## Exercise objective
Repeat the passage from the text on making custom molded shoes word for word, starting with "Making Custom Molded" and going on through "pleasant and efficient.".

[Reading text]

Making Custom Molded Shoes


The single most important step in making a custom-molded shoe is the cast. A good cast takes patience and is all important to determine the correct fit and function of the shoe.

The choices on a shoe order form can often seem limiting and confusing. Our goal is to describe the best shoe that meets the original prescription and the patient's biomechanical, therapeutic, and lifestyle requirements. With a good cast and a clear description of the shoe, we are able to fit almost every molded shoe right the first time, making the whole process more pleasant and efficient.
  • Shoe style -Generally, the higher the counter of the shoe, the more control it will provide. Most patients want low-top shoes for aesthetic reasons. Examine what they are wearing currently and determine if their shoes are working for them. Low-top shoes are easier to sear, but there is a greater chance of slippage and looseness at the heel. Patients with any midfoot medical problems, such as Charcot or PTTD, or those patients wearing AFOs, braces, or bandages, will do much better in shoes with higher counters i.e., chukkas or high-tops.

  • Shoe upper-The normal opening of a shoe goes across the ball of the foot. A surgical opening occurs more distally, almost over the toes. Surgical openings will make the shoe look a little more orthopedic, but they are very useful whenever the patient may have difficulty putting on or taking off the shoe, such as when there is limited ankle range of motion.
  • Velcro closures are quick and easy for people who have limited use of their hands, such as arthritis patients or those who have difficulty bending over to tie laces.
  • Padded collars are a good addition to help ensure a snug heel fit and also to reduce the possibility of the heel pistoning out of the shoe. Patients with fluctuating edema can also benefit from padded collars and padded tongues.

[/Reading text]
[Entries provided]

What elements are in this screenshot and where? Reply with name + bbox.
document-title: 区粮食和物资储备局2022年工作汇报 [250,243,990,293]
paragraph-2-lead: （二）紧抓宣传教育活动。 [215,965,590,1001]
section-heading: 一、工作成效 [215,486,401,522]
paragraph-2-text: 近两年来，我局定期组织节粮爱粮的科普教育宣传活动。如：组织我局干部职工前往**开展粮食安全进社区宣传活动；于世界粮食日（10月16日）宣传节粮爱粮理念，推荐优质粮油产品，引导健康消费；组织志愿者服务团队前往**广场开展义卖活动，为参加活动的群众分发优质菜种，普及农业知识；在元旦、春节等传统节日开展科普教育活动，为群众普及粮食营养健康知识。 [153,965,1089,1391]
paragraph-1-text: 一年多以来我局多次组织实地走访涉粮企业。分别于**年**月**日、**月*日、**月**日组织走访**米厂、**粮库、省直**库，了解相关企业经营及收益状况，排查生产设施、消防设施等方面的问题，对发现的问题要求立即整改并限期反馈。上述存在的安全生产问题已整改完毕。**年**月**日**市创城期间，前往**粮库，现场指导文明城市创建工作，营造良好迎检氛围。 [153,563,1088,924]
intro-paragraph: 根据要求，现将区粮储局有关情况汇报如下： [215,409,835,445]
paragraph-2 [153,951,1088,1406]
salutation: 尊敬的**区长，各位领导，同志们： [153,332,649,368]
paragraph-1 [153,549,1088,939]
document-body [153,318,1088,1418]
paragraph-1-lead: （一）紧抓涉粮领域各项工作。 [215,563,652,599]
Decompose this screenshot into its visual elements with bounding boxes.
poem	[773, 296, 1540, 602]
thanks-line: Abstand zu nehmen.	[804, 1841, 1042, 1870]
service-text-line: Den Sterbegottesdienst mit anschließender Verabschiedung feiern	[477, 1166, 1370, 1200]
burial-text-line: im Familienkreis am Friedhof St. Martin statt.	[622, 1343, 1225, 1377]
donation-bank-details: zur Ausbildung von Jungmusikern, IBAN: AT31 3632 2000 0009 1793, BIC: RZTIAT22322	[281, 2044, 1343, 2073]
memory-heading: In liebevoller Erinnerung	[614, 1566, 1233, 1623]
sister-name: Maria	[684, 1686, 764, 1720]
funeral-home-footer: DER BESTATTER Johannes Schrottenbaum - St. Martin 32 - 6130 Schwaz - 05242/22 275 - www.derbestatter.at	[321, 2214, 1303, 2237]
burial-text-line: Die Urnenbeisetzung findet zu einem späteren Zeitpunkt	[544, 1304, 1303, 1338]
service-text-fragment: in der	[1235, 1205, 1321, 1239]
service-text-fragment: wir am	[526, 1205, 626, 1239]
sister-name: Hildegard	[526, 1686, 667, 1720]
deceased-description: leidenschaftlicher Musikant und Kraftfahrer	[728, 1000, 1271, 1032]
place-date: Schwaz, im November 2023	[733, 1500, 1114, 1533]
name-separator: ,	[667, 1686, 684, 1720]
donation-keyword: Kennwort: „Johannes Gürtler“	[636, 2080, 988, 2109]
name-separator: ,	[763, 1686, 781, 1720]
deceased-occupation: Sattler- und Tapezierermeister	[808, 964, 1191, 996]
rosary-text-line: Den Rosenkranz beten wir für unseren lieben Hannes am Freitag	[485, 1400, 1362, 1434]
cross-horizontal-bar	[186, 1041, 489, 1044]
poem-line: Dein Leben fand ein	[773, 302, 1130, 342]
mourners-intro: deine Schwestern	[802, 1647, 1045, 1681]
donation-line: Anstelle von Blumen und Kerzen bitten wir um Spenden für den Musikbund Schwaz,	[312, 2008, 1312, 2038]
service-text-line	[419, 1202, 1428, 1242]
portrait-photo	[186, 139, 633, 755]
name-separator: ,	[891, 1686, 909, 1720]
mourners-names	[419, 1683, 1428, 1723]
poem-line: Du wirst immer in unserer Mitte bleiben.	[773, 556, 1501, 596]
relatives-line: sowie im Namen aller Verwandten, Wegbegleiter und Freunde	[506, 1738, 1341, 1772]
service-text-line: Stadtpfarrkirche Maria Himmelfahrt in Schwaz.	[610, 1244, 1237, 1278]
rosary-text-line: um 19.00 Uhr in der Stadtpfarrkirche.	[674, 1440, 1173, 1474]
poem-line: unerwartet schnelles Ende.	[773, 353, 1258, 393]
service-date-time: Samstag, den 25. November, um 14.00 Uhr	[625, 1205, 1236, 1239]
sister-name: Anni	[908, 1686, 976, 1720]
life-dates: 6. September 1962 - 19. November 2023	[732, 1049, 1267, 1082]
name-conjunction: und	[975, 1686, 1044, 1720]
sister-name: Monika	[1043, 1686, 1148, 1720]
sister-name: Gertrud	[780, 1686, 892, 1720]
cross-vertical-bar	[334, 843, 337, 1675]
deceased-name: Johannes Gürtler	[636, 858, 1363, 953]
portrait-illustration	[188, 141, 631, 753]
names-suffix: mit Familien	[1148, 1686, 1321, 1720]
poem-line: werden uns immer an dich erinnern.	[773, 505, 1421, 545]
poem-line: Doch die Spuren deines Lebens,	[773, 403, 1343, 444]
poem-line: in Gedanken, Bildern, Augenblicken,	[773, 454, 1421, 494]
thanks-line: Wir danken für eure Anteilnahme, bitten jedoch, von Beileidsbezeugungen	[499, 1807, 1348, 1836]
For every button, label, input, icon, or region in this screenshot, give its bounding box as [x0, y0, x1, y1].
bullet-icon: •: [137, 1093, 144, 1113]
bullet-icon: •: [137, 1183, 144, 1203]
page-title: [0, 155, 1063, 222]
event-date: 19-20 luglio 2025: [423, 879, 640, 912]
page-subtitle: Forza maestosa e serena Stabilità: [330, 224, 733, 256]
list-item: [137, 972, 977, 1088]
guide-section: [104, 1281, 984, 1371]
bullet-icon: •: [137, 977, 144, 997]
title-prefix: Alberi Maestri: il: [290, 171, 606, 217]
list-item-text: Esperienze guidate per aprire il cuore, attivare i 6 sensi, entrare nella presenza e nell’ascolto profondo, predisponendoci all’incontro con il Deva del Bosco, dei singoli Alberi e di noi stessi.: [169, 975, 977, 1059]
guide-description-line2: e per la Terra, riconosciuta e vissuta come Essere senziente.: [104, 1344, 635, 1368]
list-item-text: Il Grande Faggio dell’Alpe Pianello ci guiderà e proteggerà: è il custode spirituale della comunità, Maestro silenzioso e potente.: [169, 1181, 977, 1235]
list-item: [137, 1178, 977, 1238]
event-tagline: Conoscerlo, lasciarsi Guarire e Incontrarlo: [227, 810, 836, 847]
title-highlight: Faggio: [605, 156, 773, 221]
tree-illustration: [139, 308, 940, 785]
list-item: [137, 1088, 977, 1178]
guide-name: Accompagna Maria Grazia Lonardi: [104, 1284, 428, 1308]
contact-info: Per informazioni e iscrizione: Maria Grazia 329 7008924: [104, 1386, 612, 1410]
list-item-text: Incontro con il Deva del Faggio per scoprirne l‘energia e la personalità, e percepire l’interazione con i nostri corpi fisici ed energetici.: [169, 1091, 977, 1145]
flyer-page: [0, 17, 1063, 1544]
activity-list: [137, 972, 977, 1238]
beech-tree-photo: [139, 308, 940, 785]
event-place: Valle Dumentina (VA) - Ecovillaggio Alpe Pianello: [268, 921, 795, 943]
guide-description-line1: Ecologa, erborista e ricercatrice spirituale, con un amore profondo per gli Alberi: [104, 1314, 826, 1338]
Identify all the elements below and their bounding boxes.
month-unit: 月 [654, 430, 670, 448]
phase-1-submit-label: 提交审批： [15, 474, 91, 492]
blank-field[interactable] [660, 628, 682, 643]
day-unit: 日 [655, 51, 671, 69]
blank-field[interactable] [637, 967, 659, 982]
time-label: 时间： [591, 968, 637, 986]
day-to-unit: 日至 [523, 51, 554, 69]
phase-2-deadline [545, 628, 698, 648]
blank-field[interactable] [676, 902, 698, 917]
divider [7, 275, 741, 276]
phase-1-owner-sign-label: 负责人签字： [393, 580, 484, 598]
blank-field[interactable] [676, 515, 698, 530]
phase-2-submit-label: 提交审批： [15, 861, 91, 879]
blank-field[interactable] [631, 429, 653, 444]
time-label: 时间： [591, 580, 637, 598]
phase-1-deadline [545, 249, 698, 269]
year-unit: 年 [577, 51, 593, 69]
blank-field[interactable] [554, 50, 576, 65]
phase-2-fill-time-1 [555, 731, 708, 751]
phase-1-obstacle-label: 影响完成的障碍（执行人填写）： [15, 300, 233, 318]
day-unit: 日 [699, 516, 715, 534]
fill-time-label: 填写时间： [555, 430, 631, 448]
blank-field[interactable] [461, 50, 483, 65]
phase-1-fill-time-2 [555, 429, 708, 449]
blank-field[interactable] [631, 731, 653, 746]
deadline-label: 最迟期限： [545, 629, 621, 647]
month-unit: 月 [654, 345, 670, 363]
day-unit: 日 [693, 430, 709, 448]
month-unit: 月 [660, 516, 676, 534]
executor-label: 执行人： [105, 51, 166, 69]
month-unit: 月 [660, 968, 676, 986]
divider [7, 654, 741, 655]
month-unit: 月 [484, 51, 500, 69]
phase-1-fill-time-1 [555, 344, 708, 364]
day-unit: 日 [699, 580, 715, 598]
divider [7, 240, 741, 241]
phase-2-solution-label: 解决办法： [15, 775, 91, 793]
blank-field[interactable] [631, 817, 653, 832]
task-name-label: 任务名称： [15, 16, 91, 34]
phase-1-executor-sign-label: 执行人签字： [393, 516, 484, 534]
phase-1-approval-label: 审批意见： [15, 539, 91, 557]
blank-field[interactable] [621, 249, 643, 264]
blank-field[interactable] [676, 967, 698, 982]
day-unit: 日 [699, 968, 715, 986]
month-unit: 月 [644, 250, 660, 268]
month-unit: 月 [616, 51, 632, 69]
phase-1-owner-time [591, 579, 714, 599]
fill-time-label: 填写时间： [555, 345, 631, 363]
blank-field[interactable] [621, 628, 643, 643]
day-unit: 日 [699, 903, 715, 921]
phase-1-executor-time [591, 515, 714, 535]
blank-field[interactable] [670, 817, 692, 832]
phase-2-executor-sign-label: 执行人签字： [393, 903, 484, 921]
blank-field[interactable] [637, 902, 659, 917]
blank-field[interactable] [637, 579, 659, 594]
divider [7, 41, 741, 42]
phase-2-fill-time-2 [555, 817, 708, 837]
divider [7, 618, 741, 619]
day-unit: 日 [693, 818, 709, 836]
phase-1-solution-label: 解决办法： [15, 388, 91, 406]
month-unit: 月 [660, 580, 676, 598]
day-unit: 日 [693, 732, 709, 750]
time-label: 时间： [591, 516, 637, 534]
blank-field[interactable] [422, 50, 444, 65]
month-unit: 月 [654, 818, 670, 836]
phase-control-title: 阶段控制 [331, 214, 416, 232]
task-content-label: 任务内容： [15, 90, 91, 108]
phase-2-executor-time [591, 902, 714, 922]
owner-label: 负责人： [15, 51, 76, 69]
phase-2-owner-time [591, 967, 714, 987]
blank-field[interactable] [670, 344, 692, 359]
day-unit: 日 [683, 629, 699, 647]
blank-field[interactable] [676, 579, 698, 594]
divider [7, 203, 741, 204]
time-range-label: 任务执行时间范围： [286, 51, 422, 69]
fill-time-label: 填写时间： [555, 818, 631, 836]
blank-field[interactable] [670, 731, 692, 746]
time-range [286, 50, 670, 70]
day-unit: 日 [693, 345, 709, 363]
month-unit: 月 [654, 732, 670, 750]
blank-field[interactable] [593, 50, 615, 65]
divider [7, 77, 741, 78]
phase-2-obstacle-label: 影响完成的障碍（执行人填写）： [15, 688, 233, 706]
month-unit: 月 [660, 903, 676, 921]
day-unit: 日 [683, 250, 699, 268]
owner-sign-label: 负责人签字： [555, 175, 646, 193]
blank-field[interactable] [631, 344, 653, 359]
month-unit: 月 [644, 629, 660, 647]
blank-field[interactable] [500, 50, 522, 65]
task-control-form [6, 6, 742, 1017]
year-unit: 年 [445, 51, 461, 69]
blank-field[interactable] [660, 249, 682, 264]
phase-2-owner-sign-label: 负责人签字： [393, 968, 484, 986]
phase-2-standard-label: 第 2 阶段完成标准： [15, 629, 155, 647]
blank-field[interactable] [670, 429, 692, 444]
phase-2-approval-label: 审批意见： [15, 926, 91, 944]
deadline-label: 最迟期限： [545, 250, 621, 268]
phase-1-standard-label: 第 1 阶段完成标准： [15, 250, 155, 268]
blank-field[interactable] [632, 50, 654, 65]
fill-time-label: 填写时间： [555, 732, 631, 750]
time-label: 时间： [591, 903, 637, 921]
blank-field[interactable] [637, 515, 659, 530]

[/Entries provided]

## Reply
Making Custom Molded Shoes


The single most important step in making a custom-molded shoe is the cast. A good cast takes patience and is all important to determine the correct fit and function of the shoe.

The choices on a shoe order form can often seem limiting and confusing. Our goal is to describe the best shoe that meets the original prescription and the patient's biomechanical, therapeutic, and lifestyle requirements. With a good cast and a clear description of the shoe, we are able to fit almost every molded shoe right the first time, making the whole process more pleasant and efficient.